Objective →
Reproduce every entry below precisely; do not include the pictures.
___ Input records ___
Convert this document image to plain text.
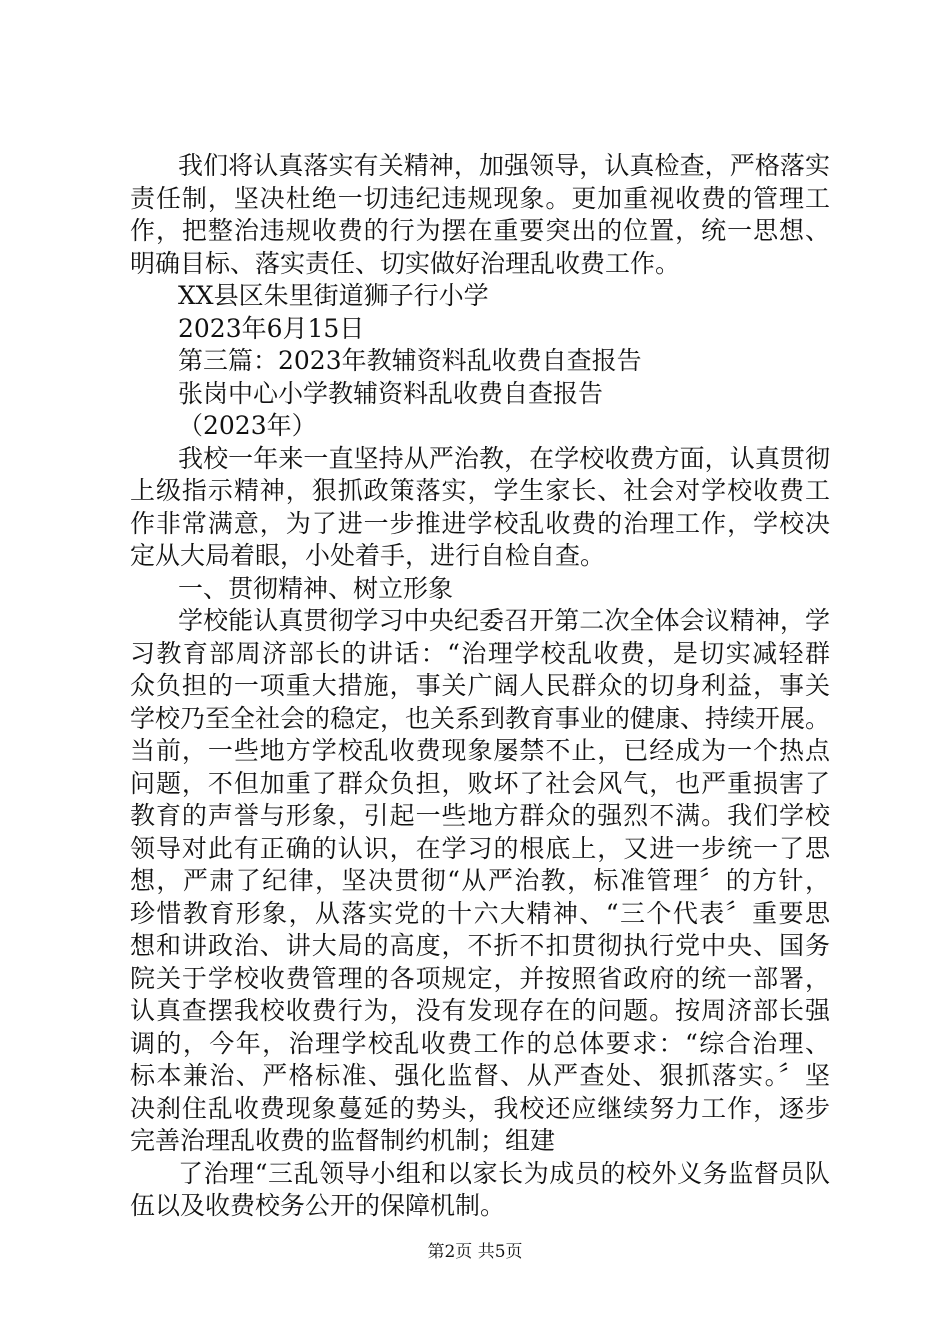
我们将认真落实有关精神，加强领导，认真检查，严格落实

责任制，坚决杜绝一切违纪违规现象。更加重视收费的管理工

作，把整治违规收费的行为摆在重要突出的位置，统一思想、

明确目标、落实责任、切实做好治理乱收费工作。

XX县区朱里街道狮子行小学

2023年6月15日

第三篇：2023年教辅资料乱收费自查报告

张岗中心小学教辅资料乱收费自查报告

（2023年）

我校一年来一直坚持从严治教，在学校收费方面，认真贯彻

上级指示精神，狠抓政策落实，学生家长、社会对学校收费工

作非常满意，为了进一步推进学校乱收费的治理工作，学校决

定从大局着眼，小处着手，进行自检自查。

一、贯彻精神、树立形象

学校能认真贯彻学习中央纪委召开第二次全体会议精神，学

习教育部周济部长的讲话：“治理学校乱收费，是切实减轻群

众负担的一项重大措施，事关广阔人民群众的切身利益，事关

学校乃至全社会的稳定，也关系到教育事业的健康、持续开展。

当前，一些地方学校乱收费现象屡禁不止，已经成为一个热点

问题，不但加重了群众负担，败坏了社会风气，也严重损害了

教育的声誉与形象，引起一些地方群众的强烈不满。我们学校

领导对此有正确的认识，在学习的根底上，又进一步统一了思

想，严肃了纪律，坚决贯彻“从严治教，标准管理〞的方针，

珍惜教育形象，从落实党的十六大精神、“三个代表〞重要思

想和讲政治、讲大局的高度，不折不扣贯彻执行党中央、国务

院关于学校收费管理的各项规定，并按照省政府的统一部署，

认真查摆我校收费行为，没有发现存在的问题。按周济部长强

调的，今年，治理学校乱收费工作的总体要求：“综合治理、

标本兼治、严格标准、强化监督、从严查处、狠抓落实。〞坚

决刹住乱收费现象蔓延的势头，我校还应继续努力工作，逐步

完善治理乱收费的监督制约机制；组建

了治理“三乱领导小组和以家长为成员的校外义务监督员队

伍以及收费校务公开的保障机制。

第2页 共5页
___
Task response →
Convert this document image to plain text.
我们将认真落实有关精神，加强领导，认真检查，严格落实

责任制，坚决杜绝一切违纪违规现象。更加重视收费的管理工

作，把整治违规收费的行为摆在重要突出的位置，统一思想、

明确目标、落实责任、切实做好治理乱收费工作。

XX县区朱里街道狮子行小学

2023年6月15日

第三篇：2023年教辅资料乱收费自查报告

张岗中心小学教辅资料乱收费自查报告

（2023年）

我校一年来一直坚持从严治教，在学校收费方面，认真贯彻

上级指示精神，狠抓政策落实，学生家长、社会对学校收费工

作非常满意，为了进一步推进学校乱收费的治理工作，学校决

定从大局着眼，小处着手，进行自检自查。

一、贯彻精神、树立形象

学校能认真贯彻学习中央纪委召开第二次全体会议精神，学

习教育部周济部长的讲话：“治理学校乱收费，是切实减轻群

众负担的一项重大措施，事关广阔人民群众的切身利益，事关

学校乃至全社会的稳定，也关系到教育事业的健康、持续开展。

当前，一些地方学校乱收费现象屡禁不止，已经成为一个热点

问题，不但加重了群众负担，败坏了社会风气，也严重损害了

教育的声誉与形象，引起一些地方群众的强烈不满。我们学校

领导对此有正确的认识，在学习的根底上，又进一步统一了思

想，严肃了纪律，坚决贯彻“从严治教，标准管理〞的方针，

珍惜教育形象，从落实党的十六大精神、“三个代表〞重要思

想和讲政治、讲大局的高度，不折不扣贯彻执行党中央、国务

院关于学校收费管理的各项规定，并按照省政府的统一部署，

认真查摆我校收费行为，没有发现存在的问题。按周济部长强

调的，今年，治理学校乱收费工作的总体要求：“综合治理、

标本兼治、严格标准、强化监督、从严查处、狠抓落实。〞坚

决刹住乱收费现象蔓延的势头，我校还应继续努力工作，逐步

完善治理乱收费的监督制约机制；组建

了治理“三乱领导小组和以家长为成员的校外义务监督员队

伍以及收费校务公开的保障机制。

第2页 共5页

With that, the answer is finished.